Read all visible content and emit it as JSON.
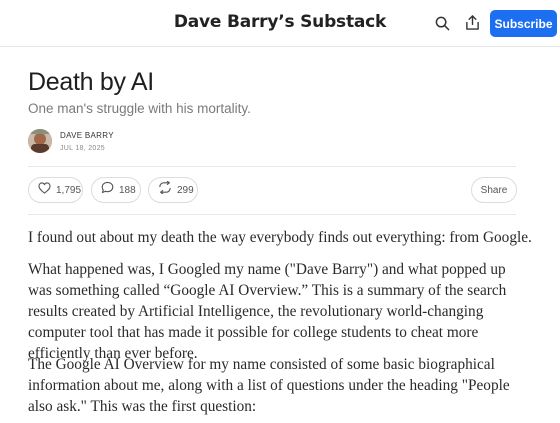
{
  "header": {
    "publication_title": "Dave Barry’s Substack",
    "subscribe_label": "Subscribe",
    "icons": [
      "search-icon",
      "share-upload-icon"
    ]
  },
  "post": {
    "title": "Death by AI",
    "subtitle": "One man's struggle with his mortality.",
    "author": "DAVE BARRY",
    "date": "JUL 18, 2025"
  },
  "engagement": {
    "likes": "1,795",
    "comments": "188",
    "restacks": "299",
    "share_label": "Share"
  },
  "body": {
    "p1": "I found out about my death the way everybody finds out everything: from Google.",
    "p2": "What happened was, I Googled my name (\"Dave Barry\") and what popped up was something called “Google AI Overview.” This is a summary of the search results created by Artificial Intelligence, the revolutionary world-changing computer tool that has made it possible for college students to cheat more efficiently than ever before.",
    "p3": "The Google AI Overview for my name consisted of some basic biographical information about me, along with a list of questions under the heading \"People also ask.\" This was the first question:"
  },
  "colors": {
    "accent": "#1d6ff2",
    "divider": "#e8e8e8",
    "subtitle": "#7a7a7a"
  }
}
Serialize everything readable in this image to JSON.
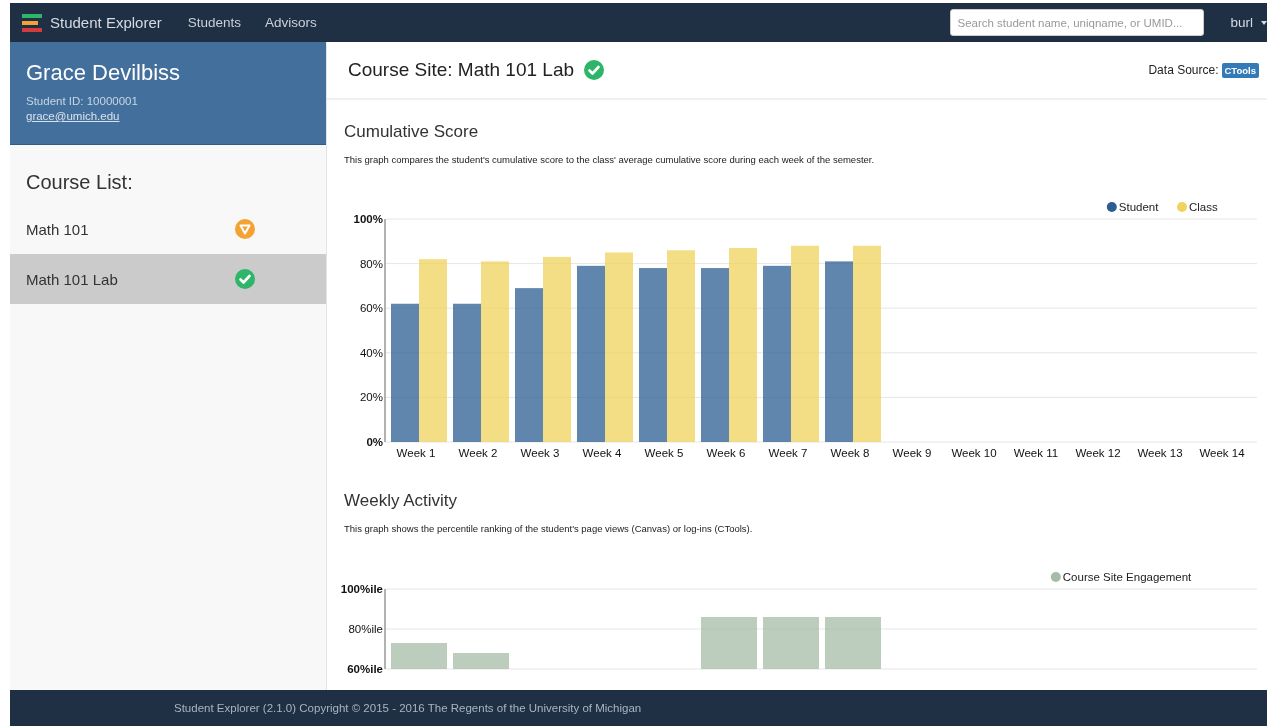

○ ○ ○ ○ ○ ○ ○

What is expected
Transcribe every line from the records above without alteration, and leave out the images.

Task solution
Read all visible content and emit it as JSON.
{
  "header": {
    "publication_title": "Dave Barry’s Substack",
    "subscribe_label": "Subscribe",
    "icons": [
      "search-icon",
      "share-upload-icon"
    ]
  },
  "post": {
    "title": "Death by AI",
    "subtitle": "One man's struggle with his mortality.",
    "author": "DAVE BARRY",
    "date": "JUL 18, 2025"
  },
  "engagement": {
    "likes": "1,795",
    "comments": "188",
    "restacks": "299",
    "share_label": "Share"
  },
  "body": {
    "p1": "I found out about my death the way everybody finds out everything: from Google.",
    "p2": "What happened was, I Googled my name (\"Dave Barry\") and what popped up was something called “Google AI Overview.” This is a summary of the search results created by Artificial Intelligence, the revolutionary world-changing computer tool that has made it possible for college students to cheat more efficiently than ever before.",
    "p3": "The Google AI Overview for my name consisted of some basic biographical information about me, along with a list of questions under the heading \"People also ask.\" This was the first question:"
  },
  "colors": {
    "accent": "#1d6ff2",
    "divider": "#e8e8e8",
    "subtitle": "#7a7a7a"
  }
}
Serialize everything readable in this image to JSON.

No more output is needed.